══ Extracted data

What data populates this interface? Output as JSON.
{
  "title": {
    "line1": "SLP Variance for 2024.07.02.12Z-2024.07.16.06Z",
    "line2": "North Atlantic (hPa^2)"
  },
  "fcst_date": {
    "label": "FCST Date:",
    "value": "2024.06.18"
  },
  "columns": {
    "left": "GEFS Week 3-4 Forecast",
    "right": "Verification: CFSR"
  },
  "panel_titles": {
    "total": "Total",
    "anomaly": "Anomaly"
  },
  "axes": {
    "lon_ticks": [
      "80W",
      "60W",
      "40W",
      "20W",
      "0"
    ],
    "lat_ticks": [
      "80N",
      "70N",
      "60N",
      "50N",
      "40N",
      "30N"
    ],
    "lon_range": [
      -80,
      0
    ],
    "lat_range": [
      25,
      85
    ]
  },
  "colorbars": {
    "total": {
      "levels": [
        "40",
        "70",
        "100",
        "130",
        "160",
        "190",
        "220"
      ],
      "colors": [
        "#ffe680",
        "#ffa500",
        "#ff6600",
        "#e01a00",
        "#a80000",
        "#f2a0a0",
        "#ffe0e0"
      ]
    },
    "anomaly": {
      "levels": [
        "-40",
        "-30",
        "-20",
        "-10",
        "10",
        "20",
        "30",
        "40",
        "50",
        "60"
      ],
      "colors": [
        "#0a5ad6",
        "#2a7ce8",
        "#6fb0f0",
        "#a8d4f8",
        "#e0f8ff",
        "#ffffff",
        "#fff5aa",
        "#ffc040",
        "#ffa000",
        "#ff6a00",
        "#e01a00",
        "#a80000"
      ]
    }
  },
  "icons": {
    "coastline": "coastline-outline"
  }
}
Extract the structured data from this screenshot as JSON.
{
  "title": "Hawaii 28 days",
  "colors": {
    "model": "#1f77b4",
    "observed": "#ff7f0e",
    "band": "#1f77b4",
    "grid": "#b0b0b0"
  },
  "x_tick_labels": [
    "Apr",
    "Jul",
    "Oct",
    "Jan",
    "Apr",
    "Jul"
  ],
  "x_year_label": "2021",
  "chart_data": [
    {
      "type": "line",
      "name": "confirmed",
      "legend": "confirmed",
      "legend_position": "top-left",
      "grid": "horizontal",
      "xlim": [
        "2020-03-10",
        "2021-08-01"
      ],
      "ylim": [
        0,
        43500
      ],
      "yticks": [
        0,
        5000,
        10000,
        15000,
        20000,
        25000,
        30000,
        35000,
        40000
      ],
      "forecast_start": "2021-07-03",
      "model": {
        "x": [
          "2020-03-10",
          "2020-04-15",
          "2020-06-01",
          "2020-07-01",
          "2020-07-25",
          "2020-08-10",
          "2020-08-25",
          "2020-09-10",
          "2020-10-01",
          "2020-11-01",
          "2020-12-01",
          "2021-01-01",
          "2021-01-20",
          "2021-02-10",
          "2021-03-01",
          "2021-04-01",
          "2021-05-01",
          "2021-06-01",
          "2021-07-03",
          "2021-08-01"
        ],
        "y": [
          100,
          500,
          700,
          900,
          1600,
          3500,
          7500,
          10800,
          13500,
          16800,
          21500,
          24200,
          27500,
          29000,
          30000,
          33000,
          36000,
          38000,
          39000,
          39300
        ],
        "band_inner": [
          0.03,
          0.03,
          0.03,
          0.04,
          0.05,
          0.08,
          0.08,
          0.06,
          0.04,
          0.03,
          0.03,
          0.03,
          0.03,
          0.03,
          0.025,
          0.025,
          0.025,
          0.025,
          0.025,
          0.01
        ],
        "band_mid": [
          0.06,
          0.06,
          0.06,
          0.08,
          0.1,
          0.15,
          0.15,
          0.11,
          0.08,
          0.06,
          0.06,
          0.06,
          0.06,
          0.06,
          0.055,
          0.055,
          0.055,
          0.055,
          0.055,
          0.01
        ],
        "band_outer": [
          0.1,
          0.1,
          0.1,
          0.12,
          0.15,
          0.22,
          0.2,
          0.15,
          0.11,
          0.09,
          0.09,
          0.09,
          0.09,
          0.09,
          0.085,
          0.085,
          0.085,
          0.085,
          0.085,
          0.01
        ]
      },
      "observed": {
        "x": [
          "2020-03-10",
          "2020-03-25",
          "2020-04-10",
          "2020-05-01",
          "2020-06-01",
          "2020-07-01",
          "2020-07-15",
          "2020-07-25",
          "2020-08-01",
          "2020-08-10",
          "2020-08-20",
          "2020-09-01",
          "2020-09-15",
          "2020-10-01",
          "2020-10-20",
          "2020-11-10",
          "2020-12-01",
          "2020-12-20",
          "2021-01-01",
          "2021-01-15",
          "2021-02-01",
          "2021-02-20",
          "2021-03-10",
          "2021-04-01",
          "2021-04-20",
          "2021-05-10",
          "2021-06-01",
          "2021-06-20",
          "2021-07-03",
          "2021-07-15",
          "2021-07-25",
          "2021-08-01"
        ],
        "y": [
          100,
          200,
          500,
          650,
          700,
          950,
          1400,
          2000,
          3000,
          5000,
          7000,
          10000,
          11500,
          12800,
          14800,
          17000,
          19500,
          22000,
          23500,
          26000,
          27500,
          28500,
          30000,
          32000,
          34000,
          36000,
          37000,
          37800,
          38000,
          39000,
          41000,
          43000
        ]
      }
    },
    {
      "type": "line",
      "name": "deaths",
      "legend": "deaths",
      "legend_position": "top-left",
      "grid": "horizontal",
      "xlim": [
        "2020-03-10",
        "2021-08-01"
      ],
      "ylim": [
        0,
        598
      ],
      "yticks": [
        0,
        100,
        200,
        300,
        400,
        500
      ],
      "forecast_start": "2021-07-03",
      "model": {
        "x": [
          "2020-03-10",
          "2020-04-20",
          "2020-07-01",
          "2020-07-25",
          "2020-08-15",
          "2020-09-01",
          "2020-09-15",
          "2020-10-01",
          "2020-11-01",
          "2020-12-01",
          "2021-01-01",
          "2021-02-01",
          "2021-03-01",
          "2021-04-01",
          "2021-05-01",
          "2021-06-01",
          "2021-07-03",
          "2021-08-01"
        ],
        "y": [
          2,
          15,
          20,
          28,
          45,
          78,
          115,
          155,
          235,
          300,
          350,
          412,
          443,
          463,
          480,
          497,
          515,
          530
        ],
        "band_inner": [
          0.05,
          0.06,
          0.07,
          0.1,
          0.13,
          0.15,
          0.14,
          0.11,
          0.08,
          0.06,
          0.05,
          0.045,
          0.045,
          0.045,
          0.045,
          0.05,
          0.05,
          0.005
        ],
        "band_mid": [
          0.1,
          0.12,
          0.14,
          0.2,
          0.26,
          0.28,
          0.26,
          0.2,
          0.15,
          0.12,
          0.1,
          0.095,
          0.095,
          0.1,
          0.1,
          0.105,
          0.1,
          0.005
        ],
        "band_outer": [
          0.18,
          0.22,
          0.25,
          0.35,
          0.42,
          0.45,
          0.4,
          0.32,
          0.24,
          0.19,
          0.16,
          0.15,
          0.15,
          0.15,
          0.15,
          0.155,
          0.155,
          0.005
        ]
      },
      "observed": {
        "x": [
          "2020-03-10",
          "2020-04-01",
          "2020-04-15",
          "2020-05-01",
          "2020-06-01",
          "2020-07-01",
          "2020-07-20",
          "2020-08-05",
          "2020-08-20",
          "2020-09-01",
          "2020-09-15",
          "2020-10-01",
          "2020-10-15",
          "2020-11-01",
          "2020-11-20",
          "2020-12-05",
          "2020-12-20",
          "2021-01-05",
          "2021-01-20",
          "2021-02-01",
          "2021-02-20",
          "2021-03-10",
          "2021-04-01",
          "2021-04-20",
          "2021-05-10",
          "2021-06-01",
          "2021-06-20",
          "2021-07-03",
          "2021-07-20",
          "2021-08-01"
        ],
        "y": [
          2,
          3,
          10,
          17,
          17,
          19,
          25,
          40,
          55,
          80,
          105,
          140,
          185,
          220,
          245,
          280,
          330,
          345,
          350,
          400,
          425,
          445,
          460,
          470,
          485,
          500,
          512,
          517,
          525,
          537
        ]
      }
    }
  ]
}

════

What you are asked to do =
Look through the material above and pick out each line holding the word "JSON".

Exercise result =
What data populates this interface? Output as JSON.
Extract the structured data from this screenshot as JSON.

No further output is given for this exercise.